**Aim of the exercise**.
Write out the records from the start through the line containing "favorite-count: 2007 [570, 994, 620, 1016]", inclusive, reproducing each line without changes.

═════ Dataset excerpts ═════

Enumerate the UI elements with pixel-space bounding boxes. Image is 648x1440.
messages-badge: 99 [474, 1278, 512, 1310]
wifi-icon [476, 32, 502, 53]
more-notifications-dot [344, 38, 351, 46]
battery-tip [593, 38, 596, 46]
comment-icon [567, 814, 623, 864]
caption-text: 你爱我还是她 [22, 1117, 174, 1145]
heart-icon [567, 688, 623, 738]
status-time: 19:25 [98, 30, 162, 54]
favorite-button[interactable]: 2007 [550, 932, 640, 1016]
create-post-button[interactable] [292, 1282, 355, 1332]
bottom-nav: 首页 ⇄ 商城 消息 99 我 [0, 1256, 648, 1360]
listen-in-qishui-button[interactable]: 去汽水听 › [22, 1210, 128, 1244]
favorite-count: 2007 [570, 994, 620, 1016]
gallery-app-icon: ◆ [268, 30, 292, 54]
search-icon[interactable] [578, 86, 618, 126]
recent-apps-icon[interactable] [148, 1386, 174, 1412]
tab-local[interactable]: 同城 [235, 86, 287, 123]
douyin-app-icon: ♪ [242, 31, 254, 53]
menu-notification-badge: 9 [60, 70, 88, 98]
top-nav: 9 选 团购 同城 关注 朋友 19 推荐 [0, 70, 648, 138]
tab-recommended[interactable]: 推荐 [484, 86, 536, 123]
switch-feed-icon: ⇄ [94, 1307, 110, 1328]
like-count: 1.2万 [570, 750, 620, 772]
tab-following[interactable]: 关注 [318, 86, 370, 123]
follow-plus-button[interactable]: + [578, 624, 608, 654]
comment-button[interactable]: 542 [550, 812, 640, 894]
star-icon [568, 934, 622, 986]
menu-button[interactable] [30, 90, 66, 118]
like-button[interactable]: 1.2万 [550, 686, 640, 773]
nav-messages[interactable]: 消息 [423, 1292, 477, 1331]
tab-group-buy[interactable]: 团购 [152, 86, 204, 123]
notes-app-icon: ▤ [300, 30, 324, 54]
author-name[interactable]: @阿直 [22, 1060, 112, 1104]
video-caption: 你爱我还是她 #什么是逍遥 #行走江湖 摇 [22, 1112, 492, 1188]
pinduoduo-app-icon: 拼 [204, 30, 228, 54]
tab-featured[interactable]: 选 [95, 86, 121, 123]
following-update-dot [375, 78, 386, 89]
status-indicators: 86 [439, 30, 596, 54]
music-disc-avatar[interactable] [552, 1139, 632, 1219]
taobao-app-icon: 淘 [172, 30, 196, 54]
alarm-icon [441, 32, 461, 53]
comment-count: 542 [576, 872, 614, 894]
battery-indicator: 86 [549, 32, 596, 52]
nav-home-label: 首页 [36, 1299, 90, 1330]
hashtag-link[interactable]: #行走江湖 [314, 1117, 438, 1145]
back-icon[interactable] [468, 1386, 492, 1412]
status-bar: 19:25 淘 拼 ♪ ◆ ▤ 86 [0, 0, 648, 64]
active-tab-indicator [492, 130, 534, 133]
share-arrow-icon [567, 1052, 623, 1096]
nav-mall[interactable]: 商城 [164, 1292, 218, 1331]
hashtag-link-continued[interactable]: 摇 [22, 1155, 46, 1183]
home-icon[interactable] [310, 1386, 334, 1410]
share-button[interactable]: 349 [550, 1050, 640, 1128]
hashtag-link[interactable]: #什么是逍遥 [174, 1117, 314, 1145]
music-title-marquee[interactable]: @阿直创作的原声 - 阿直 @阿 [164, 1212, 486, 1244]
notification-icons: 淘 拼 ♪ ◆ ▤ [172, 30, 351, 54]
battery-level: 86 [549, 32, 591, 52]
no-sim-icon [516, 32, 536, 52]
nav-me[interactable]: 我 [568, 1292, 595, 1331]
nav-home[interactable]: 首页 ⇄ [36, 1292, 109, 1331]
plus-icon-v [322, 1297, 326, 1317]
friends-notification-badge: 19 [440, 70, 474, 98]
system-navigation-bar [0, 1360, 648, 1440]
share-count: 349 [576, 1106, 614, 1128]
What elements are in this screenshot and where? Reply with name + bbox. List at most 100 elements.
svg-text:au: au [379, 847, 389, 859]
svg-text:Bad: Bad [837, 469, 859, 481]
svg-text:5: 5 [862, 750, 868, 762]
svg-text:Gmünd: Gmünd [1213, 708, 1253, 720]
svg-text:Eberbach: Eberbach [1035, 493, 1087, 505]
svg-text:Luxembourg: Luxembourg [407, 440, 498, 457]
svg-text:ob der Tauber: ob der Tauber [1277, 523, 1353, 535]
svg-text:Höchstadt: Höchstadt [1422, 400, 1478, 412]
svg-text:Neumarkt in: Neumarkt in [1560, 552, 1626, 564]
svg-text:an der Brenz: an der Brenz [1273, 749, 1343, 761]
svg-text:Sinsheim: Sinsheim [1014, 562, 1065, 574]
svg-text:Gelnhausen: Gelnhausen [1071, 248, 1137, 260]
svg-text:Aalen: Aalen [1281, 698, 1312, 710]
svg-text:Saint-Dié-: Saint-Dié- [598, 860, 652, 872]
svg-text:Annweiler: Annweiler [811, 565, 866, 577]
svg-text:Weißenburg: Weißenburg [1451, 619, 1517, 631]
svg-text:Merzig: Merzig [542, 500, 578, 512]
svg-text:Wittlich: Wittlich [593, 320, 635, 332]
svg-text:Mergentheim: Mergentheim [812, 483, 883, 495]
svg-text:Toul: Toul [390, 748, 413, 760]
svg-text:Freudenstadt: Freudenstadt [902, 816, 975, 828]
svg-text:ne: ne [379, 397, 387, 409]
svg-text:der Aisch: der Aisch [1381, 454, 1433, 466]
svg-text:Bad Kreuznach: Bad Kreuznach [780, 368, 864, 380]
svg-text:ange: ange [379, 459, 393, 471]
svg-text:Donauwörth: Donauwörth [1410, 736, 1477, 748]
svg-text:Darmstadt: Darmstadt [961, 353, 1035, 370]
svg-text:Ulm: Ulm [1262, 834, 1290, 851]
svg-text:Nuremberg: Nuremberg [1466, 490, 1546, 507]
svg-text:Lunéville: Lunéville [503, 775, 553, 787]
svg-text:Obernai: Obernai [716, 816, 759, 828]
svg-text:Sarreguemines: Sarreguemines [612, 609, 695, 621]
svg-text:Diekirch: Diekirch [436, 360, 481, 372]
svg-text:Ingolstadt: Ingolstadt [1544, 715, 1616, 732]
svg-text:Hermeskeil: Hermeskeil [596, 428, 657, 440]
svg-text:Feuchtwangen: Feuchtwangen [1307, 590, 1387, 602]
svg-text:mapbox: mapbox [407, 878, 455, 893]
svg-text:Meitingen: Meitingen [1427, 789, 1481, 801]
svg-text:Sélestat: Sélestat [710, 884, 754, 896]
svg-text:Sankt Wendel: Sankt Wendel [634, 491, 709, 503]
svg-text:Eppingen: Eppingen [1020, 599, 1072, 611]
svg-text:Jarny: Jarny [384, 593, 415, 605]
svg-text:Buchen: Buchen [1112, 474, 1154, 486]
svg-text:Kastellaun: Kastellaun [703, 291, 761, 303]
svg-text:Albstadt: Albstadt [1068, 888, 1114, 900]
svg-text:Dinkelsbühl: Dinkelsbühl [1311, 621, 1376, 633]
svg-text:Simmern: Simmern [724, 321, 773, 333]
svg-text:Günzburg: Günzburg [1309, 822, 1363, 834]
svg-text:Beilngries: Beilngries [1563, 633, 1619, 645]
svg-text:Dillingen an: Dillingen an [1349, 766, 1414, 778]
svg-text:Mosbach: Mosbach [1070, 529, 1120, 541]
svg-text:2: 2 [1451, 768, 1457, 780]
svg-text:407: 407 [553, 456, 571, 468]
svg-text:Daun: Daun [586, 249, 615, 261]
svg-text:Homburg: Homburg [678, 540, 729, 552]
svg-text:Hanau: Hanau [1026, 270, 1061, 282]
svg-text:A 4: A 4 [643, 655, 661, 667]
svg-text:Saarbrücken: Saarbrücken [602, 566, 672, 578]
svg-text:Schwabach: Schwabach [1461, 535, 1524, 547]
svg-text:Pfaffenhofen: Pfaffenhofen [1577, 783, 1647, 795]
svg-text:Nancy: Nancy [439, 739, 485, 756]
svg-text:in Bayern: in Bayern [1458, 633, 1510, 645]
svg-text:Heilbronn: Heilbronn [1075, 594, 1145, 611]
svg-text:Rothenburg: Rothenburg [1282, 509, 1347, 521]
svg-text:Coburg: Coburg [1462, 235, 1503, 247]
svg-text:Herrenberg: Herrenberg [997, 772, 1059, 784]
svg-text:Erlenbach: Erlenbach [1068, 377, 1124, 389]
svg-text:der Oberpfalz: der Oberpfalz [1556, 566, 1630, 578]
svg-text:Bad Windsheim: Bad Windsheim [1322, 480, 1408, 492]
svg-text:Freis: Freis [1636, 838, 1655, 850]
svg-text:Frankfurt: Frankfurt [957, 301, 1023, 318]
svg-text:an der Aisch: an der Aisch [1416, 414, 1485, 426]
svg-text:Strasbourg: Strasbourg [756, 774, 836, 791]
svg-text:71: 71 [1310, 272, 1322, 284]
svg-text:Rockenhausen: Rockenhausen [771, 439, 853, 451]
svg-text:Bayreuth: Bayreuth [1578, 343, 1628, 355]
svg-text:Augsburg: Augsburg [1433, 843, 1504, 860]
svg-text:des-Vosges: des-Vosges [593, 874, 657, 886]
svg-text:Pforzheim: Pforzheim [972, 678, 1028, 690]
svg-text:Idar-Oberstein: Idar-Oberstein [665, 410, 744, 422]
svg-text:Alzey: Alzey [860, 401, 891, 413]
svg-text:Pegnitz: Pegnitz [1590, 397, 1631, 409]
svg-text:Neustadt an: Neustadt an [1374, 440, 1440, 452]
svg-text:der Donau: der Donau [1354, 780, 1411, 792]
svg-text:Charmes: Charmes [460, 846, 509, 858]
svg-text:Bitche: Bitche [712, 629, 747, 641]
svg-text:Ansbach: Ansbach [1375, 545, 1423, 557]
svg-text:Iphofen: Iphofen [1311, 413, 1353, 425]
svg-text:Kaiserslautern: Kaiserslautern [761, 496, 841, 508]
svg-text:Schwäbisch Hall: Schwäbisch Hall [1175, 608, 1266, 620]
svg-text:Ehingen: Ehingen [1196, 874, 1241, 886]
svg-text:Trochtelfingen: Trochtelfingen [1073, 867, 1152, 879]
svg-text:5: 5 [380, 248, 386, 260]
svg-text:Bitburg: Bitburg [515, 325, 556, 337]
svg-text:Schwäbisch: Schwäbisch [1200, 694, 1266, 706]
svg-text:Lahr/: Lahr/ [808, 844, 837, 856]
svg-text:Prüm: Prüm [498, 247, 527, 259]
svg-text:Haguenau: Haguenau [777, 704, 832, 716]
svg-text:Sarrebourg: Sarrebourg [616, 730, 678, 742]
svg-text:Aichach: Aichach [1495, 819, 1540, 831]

═════

**Completed task**.
Enumerate the UI elements with pixel-space bounding boxes. Image is 648x1440.
messages-badge: 99 [474, 1278, 512, 1310]
wifi-icon [476, 32, 502, 53]
more-notifications-dot [344, 38, 351, 46]
battery-tip [593, 38, 596, 46]
comment-icon [567, 814, 623, 864]
caption-text: 你爱我还是她 [22, 1117, 174, 1145]
heart-icon [567, 688, 623, 738]
status-time: 19:25 [98, 30, 162, 54]
favorite-button[interactable]: 2007 [550, 932, 640, 1016]
create-post-button[interactable] [292, 1282, 355, 1332]
bottom-nav: 首页 ⇄ 商城 消息 99 我 [0, 1256, 648, 1360]
listen-in-qishui-button[interactable]: 去汽水听 › [22, 1210, 128, 1244]
favorite-count: 2007 [570, 994, 620, 1016]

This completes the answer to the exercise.